Instructions to follow:
According to the Nigerianisation article below, how many of the 3,786 senior positions were held by Africans in the middle of 1948?

***** Source document *****

= Nigerianisation =

Repatriation of the Nigerian public service

Nigerianisation was the policy of training and posting Nigerians to positions of responsibility previously occupied by expatriates in the public service of the government of Nigeria. The process was largely implemented in the 1950s. It was gradual and involved reorganizing government agencies and expanding educational facilities at selected high schools and colleges. Nigerianisation became important as Nigeria marched towards independence, the Nigerian Council of Ministers and the House of Representatives both supported the idea of a Nigerian control of the Public Service's senior positions such as permanent secretaries.

==Background==
===Colonial service===
In the 1930s, the Colonial Service administration became unified and controlled from London, rendering it the image of a unified empire. A consequence of the unified system was the recruitment and placement of officers into the Nigeria service was processed through the London office while little deliberation was considered for suitable Africans. In Nigeria, the structure of the colonial machine placed emphasis on indirect rule and the placement of expatriate Residents, Divisional Officers and administrators to the provinces where they were in direct contact with citizens. The unified system also created a bureaucratic secretariat with expatriate secretaries responsible for communications with London. Though both offices were inundated with constant transfer of personnel and lack of funds, many of the positions in the secretariat were filled with expatriates from other colonies while most of the governing functions were done by residents in the provinces.

By the beginning of World War II, Nigeria had a large bureaucratic service manned by expatriates. But the quality of service provided by the expatriates began to dwindle, a situation aggravated by among other things low pay, restriction of expatriate participation in the war effort, constant transfers, separation from families and the increasing complexity of governance not matched by the qualifications. After the war, a salary commission was instituted to consider the welfare of civil servants. The commission encouraged the use of the word ‘Senior Posts’ for administrative positions in the secretariat and provinces which were dominated by Europeans and formerly known as 'European posts'. The new designation also came with expatriation pay and allowances while the 'African posts' was referred to as junior posts but had little benefits. Since the 1930s, the number of Nigerians of Southern origin who were mission school graduates was increasing. The educated Africans including some on the civil service and the nationalists began to clamor for increased involvement of Nigerians in the senior positions of administration. Nigerianisation was shaped as a fight against discrimination and colonialism.

Prior to 1948, the senior positions were dominated by expatriates though a few Africans managed to be promoted. Colonial officials in London and in Nigeria had limited the advancement and recruitment of educated Africans into senior positions with the exception of a few such as Henry Rawlingson Carr and Joseph McEwen. In the middle of 1948, out of a total of 3,786 senior positions, 245 were Africans, 1,245 vacant and the remainder expatriates. To include more Africans in public service, the first step usually began with commission of enquiries into the nature and requirement of public service.

===1948-1952===
The first commission was the Foot Commission of Enquiry, saddled with the task of finding ways to recruit suitable and qualified Nigerians to work in public service. The report of the commission provided progressive recommendations. Hugh Foot's commission recommended the creation of a Public Service Board to work in conjunction with the Civil Service Commission to implement its proposals. During the same year, a revamped constitution established regionalized government in Nigeria limiting the implementation of Foot's proposals. The new system also increased the level of participation in political development by educated Nigerians who opted not to join the civil service.

***** Entries supplied *****

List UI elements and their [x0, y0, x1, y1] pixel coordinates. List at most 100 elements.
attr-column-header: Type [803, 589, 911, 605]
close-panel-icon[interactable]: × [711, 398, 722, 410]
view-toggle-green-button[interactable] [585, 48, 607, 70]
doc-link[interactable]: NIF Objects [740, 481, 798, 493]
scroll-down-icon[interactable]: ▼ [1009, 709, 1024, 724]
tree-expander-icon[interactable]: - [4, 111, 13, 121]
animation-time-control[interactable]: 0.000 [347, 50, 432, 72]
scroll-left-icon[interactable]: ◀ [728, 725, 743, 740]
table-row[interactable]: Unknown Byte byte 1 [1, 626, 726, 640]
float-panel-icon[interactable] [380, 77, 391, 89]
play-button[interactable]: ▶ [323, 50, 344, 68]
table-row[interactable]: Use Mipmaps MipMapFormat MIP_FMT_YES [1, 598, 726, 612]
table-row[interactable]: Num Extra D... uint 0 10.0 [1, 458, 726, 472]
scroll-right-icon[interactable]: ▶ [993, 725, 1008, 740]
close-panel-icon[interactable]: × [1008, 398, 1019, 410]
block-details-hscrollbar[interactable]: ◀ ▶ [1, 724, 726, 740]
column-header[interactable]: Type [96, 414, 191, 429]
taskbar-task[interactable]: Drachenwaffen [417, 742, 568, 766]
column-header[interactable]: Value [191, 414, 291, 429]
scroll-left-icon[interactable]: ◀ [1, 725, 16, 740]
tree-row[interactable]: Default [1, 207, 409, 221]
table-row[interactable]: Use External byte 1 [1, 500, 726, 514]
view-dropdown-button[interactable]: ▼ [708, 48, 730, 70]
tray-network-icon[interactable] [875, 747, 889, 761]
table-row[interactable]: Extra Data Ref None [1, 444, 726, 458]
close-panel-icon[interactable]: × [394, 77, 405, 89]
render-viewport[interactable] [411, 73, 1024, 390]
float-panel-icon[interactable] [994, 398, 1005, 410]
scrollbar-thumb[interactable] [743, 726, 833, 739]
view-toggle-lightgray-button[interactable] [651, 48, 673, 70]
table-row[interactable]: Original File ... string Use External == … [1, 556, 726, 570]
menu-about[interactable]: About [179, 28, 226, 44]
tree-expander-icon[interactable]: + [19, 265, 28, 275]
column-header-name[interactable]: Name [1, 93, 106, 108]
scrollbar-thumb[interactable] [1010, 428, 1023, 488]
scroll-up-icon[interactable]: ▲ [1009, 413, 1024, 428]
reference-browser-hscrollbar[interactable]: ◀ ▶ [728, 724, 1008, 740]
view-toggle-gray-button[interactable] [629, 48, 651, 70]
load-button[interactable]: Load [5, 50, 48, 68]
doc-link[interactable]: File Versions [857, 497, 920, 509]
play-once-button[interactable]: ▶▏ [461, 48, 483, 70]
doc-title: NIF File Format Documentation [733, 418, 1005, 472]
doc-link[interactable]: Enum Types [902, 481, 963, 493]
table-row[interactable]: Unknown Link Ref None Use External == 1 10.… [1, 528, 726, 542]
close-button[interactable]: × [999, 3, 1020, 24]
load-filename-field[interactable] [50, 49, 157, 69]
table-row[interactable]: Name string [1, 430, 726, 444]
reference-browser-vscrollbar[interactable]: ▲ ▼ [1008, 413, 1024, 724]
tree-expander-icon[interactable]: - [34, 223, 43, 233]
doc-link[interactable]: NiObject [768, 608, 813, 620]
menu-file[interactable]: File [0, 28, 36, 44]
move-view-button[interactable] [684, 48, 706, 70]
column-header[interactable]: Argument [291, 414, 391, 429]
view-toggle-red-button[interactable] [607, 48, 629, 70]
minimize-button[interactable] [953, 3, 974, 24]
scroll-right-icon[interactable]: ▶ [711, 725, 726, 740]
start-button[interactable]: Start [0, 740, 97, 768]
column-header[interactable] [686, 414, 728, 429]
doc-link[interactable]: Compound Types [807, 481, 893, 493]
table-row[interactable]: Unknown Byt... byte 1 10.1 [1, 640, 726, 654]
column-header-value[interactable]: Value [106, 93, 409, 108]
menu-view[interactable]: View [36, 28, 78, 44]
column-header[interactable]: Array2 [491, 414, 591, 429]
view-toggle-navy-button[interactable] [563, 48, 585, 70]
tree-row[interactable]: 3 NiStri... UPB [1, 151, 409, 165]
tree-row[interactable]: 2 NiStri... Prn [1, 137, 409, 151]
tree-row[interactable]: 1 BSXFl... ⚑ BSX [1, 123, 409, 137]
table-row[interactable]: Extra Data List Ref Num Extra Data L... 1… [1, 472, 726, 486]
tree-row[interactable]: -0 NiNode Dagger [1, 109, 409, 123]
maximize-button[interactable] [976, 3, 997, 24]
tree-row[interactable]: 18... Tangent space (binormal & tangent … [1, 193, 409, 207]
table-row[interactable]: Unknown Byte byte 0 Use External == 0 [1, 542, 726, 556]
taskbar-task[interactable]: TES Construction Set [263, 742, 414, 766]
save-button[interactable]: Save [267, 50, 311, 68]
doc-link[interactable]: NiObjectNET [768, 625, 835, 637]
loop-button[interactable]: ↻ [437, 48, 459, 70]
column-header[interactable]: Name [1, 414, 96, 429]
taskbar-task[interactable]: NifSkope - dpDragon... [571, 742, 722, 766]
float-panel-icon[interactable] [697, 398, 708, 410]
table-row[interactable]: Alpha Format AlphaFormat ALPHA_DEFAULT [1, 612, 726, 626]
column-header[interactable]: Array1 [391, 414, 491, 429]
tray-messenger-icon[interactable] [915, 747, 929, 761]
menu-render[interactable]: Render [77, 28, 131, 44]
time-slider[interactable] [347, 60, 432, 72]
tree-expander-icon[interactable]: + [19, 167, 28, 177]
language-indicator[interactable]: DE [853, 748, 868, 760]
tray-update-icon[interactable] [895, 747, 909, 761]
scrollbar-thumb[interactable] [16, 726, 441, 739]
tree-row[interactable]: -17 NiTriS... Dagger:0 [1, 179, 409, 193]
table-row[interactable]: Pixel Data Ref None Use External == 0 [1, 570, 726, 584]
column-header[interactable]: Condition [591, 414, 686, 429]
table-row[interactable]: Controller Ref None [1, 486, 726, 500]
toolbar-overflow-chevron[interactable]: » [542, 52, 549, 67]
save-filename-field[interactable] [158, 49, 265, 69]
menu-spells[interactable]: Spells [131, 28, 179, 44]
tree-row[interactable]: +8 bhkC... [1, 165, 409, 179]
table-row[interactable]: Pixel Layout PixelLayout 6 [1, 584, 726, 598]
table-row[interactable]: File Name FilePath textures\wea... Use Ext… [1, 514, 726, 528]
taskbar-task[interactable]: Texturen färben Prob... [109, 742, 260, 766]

*****

Answer below:
245